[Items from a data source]
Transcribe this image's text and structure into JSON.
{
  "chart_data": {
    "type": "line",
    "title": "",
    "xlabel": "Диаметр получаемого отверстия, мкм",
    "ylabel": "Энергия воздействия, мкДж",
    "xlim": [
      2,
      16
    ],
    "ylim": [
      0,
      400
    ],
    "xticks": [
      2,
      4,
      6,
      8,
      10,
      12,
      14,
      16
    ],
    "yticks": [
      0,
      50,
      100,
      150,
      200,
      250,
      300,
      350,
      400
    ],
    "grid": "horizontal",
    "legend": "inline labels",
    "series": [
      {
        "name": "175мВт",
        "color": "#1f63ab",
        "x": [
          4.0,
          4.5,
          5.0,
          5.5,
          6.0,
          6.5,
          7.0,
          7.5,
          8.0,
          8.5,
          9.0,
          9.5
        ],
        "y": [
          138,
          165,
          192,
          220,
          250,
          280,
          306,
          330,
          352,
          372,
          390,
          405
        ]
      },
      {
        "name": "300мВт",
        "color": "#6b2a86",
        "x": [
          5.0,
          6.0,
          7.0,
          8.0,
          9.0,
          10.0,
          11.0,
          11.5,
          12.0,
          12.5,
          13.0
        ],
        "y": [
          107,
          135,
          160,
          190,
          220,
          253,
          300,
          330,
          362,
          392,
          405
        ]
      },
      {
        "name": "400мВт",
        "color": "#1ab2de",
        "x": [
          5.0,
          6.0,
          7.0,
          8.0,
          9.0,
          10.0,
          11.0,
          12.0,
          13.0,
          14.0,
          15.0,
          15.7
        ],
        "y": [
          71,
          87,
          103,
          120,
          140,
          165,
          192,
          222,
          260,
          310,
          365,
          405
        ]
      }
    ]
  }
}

- **STATED GOAL**
Pick out each line that holds the string "color".

- **TASK SOLUTION**
        "color": "#1f63ab",
        "color": "#6b2a86",
        "color": "#1ab2de",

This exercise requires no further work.